--- What needs to be done ---
Go through the lines below and copy each one that holds the string "text".

--- Material for this task ---
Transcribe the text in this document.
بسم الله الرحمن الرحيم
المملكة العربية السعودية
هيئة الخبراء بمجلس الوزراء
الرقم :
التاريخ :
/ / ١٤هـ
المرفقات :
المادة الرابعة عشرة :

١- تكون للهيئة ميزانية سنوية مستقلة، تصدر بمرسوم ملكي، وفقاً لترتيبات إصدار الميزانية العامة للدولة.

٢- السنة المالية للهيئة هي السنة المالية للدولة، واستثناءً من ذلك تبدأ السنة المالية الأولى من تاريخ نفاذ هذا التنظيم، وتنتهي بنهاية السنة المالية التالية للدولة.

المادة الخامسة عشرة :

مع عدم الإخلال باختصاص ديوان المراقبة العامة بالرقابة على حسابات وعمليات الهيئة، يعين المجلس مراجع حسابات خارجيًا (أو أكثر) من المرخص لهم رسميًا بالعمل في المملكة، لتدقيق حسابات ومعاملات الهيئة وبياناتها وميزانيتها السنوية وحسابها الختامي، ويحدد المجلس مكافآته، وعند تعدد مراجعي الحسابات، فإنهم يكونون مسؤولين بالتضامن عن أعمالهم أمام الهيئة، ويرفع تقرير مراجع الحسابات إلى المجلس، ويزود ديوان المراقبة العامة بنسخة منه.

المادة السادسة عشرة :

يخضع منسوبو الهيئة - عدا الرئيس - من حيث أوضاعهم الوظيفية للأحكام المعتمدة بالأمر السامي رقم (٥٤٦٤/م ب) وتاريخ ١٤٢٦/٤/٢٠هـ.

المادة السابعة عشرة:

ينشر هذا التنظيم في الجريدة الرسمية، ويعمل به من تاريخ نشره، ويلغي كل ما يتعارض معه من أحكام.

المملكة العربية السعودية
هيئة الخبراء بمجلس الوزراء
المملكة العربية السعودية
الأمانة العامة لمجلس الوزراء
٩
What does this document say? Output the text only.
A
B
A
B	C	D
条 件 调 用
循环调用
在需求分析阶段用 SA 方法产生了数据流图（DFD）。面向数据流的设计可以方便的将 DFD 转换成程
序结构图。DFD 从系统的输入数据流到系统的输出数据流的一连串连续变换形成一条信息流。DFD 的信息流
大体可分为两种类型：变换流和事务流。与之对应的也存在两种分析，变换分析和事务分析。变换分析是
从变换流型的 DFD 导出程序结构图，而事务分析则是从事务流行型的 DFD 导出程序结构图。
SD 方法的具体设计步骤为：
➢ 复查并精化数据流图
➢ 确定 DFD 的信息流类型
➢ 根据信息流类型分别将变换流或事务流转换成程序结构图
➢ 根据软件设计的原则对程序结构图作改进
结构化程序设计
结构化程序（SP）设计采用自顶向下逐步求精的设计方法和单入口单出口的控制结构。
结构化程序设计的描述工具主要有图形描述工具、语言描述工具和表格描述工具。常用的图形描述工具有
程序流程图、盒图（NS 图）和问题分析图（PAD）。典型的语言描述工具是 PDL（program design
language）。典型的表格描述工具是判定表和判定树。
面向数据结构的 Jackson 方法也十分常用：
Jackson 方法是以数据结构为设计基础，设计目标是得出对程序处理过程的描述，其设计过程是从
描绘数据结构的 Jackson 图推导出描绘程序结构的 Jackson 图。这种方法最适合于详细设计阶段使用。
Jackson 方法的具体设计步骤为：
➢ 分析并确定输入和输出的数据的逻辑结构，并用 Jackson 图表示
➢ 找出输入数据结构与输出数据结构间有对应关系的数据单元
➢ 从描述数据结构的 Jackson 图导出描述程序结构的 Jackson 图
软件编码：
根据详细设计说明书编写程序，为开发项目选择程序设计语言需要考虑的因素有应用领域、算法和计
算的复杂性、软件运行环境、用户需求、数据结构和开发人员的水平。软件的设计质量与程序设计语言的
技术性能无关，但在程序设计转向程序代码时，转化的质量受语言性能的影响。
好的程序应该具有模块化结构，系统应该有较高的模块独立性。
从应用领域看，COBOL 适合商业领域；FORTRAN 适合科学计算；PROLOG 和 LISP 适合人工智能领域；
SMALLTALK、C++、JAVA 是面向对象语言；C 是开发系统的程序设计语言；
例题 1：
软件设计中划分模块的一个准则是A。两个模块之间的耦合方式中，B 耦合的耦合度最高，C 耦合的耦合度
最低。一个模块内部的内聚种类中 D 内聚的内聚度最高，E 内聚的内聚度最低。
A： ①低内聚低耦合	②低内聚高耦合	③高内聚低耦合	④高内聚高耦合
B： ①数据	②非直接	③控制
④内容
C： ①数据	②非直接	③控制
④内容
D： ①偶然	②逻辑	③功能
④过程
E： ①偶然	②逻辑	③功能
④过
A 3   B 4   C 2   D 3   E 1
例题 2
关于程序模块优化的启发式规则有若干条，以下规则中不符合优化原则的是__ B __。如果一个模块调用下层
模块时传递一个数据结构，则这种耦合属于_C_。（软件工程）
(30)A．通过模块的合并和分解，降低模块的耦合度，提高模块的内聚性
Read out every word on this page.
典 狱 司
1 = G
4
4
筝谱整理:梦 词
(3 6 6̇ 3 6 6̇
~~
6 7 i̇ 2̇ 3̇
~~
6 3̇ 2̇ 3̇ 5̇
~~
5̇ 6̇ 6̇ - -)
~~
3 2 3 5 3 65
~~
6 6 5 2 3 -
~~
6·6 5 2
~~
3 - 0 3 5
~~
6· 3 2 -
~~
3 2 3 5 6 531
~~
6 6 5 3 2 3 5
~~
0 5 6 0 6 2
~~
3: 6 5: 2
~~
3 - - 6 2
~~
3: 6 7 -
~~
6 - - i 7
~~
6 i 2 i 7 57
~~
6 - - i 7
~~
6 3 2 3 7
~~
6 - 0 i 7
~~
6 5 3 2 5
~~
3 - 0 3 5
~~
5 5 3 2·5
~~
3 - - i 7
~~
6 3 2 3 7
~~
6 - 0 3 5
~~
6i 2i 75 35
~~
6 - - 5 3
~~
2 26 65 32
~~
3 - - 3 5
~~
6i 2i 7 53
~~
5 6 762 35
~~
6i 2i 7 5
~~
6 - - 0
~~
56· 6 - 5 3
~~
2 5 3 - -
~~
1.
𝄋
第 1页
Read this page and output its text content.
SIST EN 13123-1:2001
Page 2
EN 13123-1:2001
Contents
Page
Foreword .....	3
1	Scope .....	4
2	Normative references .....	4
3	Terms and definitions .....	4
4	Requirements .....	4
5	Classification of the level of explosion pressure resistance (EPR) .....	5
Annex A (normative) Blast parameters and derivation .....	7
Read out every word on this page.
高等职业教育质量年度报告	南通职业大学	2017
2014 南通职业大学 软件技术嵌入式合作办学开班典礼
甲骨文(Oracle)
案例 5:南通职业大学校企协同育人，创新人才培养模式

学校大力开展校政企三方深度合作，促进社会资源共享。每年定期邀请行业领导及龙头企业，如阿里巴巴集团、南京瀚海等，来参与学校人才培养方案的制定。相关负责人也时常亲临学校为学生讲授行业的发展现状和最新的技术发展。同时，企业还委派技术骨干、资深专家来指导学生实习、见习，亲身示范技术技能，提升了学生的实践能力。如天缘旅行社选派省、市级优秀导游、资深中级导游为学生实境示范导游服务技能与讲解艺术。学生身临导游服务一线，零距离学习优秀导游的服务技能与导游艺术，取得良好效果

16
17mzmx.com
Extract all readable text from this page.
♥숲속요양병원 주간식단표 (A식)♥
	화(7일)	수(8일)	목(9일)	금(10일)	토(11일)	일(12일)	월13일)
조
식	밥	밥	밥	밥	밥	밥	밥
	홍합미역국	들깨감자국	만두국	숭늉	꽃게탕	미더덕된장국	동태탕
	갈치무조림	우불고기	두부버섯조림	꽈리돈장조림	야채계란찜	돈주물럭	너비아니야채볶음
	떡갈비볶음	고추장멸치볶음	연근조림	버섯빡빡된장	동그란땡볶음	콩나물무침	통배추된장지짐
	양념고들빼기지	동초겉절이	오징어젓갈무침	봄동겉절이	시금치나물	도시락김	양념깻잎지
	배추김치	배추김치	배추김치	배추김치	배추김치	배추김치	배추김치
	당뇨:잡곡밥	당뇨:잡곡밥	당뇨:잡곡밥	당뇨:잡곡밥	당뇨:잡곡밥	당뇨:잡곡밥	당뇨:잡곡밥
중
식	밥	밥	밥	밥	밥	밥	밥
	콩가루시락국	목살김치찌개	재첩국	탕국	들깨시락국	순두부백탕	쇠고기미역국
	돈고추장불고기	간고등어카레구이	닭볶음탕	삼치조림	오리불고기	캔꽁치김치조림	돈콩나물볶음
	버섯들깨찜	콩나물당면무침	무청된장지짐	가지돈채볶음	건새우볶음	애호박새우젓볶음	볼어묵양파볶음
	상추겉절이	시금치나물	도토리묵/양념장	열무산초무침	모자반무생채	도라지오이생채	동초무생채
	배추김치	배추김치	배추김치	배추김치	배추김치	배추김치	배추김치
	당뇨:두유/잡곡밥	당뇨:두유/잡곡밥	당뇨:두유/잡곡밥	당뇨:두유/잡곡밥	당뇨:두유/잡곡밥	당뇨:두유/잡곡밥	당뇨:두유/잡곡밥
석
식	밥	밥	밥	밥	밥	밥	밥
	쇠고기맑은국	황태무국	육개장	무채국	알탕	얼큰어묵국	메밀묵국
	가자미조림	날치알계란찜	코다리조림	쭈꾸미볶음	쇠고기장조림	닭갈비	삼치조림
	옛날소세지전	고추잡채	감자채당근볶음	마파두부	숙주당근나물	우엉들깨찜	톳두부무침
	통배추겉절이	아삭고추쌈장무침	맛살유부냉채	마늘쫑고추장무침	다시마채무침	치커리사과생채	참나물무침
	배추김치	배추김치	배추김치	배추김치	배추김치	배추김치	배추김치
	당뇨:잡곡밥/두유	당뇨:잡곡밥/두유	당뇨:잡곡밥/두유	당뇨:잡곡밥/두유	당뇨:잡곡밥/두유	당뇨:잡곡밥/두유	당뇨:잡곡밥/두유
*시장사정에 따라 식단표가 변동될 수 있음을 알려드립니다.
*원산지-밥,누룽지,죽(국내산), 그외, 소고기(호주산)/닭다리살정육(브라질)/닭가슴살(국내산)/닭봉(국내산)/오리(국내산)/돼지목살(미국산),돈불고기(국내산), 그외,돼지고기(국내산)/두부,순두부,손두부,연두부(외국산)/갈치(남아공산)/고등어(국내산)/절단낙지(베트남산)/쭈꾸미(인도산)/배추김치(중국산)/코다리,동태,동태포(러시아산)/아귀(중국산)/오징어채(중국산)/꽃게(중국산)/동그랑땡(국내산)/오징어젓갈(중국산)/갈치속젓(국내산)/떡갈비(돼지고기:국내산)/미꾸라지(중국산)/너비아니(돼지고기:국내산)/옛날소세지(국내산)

--- Task solution ---
Transcribe the text in this document.
What does this document say? Output the text only.
Read this page and output its text content.
Extract all readable text from this page.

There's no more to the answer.